Given request. Collect each line holding the string "into".

[Begin Material supplied]

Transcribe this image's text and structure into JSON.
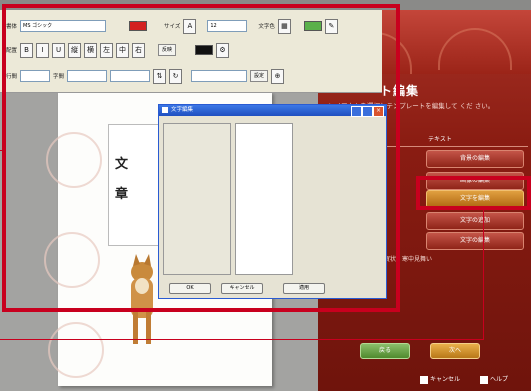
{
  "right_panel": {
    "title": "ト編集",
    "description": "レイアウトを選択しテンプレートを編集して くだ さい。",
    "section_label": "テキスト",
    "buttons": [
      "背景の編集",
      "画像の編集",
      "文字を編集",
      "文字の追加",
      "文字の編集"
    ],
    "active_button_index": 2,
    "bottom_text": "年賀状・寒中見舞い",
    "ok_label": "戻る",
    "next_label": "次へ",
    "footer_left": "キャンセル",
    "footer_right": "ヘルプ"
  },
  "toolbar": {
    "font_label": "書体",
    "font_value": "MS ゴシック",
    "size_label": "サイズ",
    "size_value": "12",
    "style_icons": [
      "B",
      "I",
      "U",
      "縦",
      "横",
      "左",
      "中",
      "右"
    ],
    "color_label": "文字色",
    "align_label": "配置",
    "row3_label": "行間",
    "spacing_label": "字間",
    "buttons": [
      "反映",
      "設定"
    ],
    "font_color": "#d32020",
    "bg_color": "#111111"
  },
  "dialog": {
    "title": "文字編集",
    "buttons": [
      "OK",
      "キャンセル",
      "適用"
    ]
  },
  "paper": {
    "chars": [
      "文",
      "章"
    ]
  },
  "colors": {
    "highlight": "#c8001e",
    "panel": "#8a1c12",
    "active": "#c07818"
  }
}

[End Material supplied]
[Begin Material supplied]

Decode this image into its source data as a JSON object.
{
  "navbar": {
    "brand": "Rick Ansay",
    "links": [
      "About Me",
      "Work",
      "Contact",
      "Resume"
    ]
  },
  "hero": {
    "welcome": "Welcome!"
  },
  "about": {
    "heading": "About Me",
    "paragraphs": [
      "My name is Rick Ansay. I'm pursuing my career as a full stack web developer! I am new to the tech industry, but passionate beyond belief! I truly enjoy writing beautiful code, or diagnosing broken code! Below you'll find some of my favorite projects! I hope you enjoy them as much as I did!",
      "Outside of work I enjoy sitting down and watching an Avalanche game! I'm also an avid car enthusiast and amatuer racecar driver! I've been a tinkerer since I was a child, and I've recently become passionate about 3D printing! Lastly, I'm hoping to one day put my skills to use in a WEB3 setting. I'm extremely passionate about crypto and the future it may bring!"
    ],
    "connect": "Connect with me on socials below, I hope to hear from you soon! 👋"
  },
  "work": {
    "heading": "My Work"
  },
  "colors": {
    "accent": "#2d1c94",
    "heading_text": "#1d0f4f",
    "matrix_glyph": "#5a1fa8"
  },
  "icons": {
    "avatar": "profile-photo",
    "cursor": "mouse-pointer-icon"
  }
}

[End Material supplied]

Answer to this task.
Transcribe this image's text and structure into JSON.
Decode this image into its source data as a JSON object.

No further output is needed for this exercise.